§ **Problem details**: Could you convert the listing below into a Markdown table with the columns Row and Line, numbering each non-blank line and leaving out the pictures?

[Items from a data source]
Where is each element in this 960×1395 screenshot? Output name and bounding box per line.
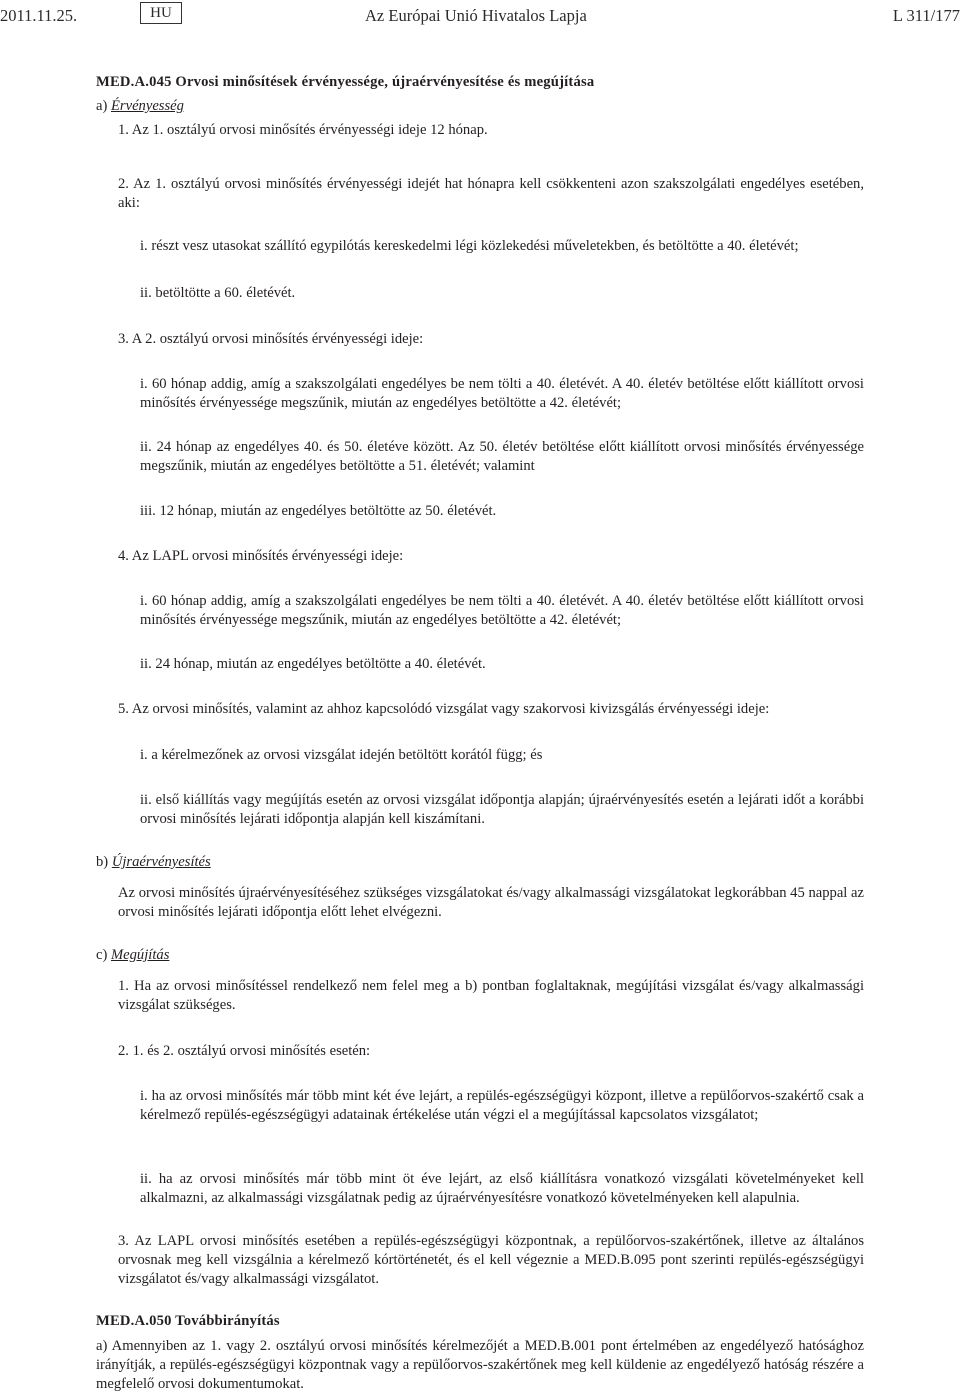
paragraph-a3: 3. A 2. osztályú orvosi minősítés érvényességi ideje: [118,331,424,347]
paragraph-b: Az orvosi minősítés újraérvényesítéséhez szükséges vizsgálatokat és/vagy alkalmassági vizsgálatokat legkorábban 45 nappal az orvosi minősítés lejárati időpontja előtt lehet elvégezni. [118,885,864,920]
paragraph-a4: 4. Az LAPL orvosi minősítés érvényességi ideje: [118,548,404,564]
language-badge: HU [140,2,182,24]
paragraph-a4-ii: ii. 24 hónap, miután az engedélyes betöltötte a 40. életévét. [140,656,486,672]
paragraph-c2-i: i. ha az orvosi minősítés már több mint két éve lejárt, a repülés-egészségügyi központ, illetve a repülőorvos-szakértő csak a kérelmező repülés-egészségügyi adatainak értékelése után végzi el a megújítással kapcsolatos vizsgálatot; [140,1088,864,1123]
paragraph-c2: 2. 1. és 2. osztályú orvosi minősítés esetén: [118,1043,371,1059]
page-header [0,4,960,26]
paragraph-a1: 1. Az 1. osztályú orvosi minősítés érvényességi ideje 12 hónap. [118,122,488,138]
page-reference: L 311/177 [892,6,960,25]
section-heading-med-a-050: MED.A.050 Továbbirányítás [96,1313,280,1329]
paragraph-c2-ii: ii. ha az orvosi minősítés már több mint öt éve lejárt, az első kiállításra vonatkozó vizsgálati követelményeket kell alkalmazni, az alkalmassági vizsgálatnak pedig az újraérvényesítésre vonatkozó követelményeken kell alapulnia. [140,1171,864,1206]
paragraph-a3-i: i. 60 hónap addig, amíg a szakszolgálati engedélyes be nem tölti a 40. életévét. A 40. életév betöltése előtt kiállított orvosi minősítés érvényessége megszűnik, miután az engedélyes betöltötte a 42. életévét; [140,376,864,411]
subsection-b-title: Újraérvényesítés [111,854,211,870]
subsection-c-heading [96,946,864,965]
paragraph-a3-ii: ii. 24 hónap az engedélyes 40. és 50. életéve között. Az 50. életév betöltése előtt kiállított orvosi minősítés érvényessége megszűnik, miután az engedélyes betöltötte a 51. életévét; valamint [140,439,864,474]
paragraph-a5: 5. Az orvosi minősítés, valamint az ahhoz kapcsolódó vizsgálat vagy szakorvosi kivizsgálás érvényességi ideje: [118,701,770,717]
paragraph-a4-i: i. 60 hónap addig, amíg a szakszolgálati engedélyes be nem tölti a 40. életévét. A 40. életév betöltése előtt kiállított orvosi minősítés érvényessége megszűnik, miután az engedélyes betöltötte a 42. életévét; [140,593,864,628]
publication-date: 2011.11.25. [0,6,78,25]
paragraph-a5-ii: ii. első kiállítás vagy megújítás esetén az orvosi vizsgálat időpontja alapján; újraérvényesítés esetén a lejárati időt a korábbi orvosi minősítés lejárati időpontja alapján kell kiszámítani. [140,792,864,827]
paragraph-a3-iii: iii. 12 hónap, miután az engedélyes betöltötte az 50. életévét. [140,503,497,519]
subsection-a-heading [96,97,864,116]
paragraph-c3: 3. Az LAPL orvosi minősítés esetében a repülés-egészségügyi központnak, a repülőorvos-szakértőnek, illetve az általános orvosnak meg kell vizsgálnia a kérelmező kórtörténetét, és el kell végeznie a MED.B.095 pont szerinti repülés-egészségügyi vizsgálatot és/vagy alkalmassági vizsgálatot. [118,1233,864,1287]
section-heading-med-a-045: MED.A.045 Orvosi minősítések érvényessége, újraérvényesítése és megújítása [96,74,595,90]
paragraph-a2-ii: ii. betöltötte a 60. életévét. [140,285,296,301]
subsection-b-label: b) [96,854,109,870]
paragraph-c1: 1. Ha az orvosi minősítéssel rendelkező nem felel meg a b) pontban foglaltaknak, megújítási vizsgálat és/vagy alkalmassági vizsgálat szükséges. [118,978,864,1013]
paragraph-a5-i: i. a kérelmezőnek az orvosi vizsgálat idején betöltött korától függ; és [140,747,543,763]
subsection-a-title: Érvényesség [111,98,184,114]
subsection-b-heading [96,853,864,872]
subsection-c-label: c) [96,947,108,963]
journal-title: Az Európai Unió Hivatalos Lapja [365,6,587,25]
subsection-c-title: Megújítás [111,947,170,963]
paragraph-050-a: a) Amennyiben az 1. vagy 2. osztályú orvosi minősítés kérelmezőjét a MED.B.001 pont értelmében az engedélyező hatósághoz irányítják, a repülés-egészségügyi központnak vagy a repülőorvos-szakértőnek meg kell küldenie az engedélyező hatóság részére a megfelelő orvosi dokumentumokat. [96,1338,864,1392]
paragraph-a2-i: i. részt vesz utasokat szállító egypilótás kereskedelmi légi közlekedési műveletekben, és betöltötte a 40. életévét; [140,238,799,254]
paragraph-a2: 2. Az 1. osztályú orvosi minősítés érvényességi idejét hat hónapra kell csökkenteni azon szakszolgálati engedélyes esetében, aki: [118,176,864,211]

§ **Reply to the exercise**:
| Row | Line |
|---|---|
| 1 | Where is each element in this 960×1395 screenshot? Output name and bounding box per line. |
| 2 | paragraph-a3: 3. A 2. osztályú orvosi minősítés érvényességi ideje: [118,331,424,347] |
| 3 | paragraph-b: Az orvosi minősítés újraérvényesítéséhez szükséges vizsgálatokat és/vagy alkalmassági vizsgálatokat legkorábban 45 nappal az orvosi minősítés lejárati időpontja előtt lehet elvégezni. [118,885,864,920] |
| 4 | paragraph-a4: 4. Az LAPL orvosi minősítés érvényességi ideje: [118,548,404,564] |
| 5 | language-badge: HU [140,2,182,24] |
| 6 | paragraph-a4-ii: ii. 24 hónap, miután az engedélyes betöltötte a 40. életévét. [140,656,486,672] |
| 7 | paragraph-c2-i: i. ha az orvosi minősítés már több mint két éve lejárt, a repülés-egészségügyi központ, illetve a repülőorvos-szakértő csak a kérelmező repülés-egészségügyi adatainak értékelése után végzi el a megújítással kapcsolatos vizsgálatot; [140,1088,864,1123] |
| 8 | paragraph-c2: 2. 1. és 2. osztályú orvosi minősítés esetén: [118,1043,371,1059] |
| 9 | page-header [0,4,960,26] |
| 10 | paragraph-a1: 1. Az 1. osztályú orvosi minősítés érvényességi ideje 12 hónap. [118,122,488,138] |
| 11 | page-reference: L 311/177 [892,6,960,25] |
| 12 | section-heading-med-a-050: MED.A.050 Továbbirányítás [96,1313,280,1329] |
| 13 | paragraph-c2-ii: ii. ha az orvosi minősítés már több mint öt éve lejárt, az első kiállításra vonatkozó vizsgálati követelményeket kell alkalmazni, az alkalmassági vizsgálatnak pedig az újraérvényesítésre vonatkozó követelményeken kell alapulnia. [140,1171,864,1206] |
| 14 | paragraph-a3-i: i. 60 hónap addig, amíg a szakszolgálati engedélyes be nem tölti a 40. életévét. A 40. életév betöltése előtt kiállított orvosi minősítés érvényessége megszűnik, miután az engedélyes betöltötte a 42. életévét; [140,376,864,411] |
| 15 | subsection-b-title: Újraérvényesítés [111,854,211,870] |
| 16 | subsection-c-heading [96,946,864,965] |
| 17 | paragraph-a3-ii: ii. 24 hónap az engedélyes 40. és 50. életéve között. Az 50. életév betöltése előtt kiállított orvosi minősítés érvényessége megszűnik, miután az engedélyes betöltötte a 51. életévét; valamint [140,439,864,474] |
| 18 | paragraph-a5: 5. Az orvosi minősítés, valamint az ahhoz kapcsolódó vizsgálat vagy szakorvosi kivizsgálás érvényességi ideje: [118,701,770,717] |
| 19 | paragraph-a4-i: i. 60 hónap addig, amíg a szakszolgálati engedélyes be nem tölti a 40. életévét. A 40. életév betöltése előtt kiállított orvosi minősítés érvényessége megszűnik, miután az engedélyes betöltötte a 42. életévét; [140,593,864,628] |
| 20 | publication-date: 2011.11.25. [0,6,78,25] |
| 21 | paragraph-a5-ii: ii. első kiállítás vagy megújítás esetén az orvosi vizsgálat időpontja alapján; újraérvényesítés esetén a lejárati időt a korábbi orvosi minősítés lejárati időpontja alapján kell kiszámítani. [140,792,864,827] |
| 22 | paragraph-a3-iii: iii. 12 hónap, miután az engedélyes betöltötte az 50. életévét. [140,503,497,519] |
| 23 | subsection-a-heading [96,97,864,116] |
| 24 | paragraph-c3: 3. Az LAPL orvosi minősítés esetében a repülés-egészségügyi központnak, a repülőorvos-szakértőnek, illetve az általános orvosnak meg kell vizsgálnia a kérelmező kórtörténetét, és el kell végeznie a MED.B.095 pont szerinti repülés-egészségügyi vizsgálatot és/vagy alkalmassági vizsgálatot. [118,1233,864,1287] |
| 25 | section-heading-med-a-045: MED.A.045 Orvosi minősítések érvényessége, újraérvényesítése és megújítása [96,74,595,90] |
| 26 | paragraph-a2-ii: ii. betöltötte a 60. életévét. [140,285,296,301] |
| 27 | subsection-b-label: b) [96,854,109,870] |
| 28 | paragraph-c1: 1. Ha az orvosi minősítéssel rendelkező nem felel meg a b) pontban foglaltaknak, megújítási vizsgálat és/vagy alkalmassági vizsgálat szükséges. [118,978,864,1013] |
| 29 | paragraph-a5-i: i. a kérelmezőnek az orvosi vizsgálat idején betöltött korától függ; és [140,747,543,763] |
| 30 | subsection-a-title: Érvényesség [111,98,184,114] |
| 31 | subsection-b-heading [96,853,864,872] |
| 32 | subsection-c-label: c) [96,947,108,963] |
| 33 | journal-title: Az Európai Unió Hivatalos Lapja [365,6,587,25] |
| 34 | subsection-c-title: Megújítás [111,947,170,963] |
| 35 | paragraph-050-a: a) Amennyiben az 1. vagy 2. osztályú orvosi minősítés kérelmezőjét a MED.B.001 pont értelmében az engedélyező hatósághoz irányítják, a repülés-egészségügyi központnak vagy a repülőorvos-szakértőnek meg kell küldenie az engedélyező hatóság részére a megfelelő orvosi dokumentumokat. [96,1338,864,1392] |
| 36 | paragraph-a2-i: i. részt vesz utasokat szállító egypilótás kereskedelmi légi közlekedési műveletekben, és betöltötte a 40. életévét; [140,238,799,254] |
| 37 | paragraph-a2: 2. Az 1. osztályú orvosi minősítés érvényességi idejét hat hónapra kell csökkenteni azon szakszolgálati engedélyes esetében, aki: [118,176,864,211] |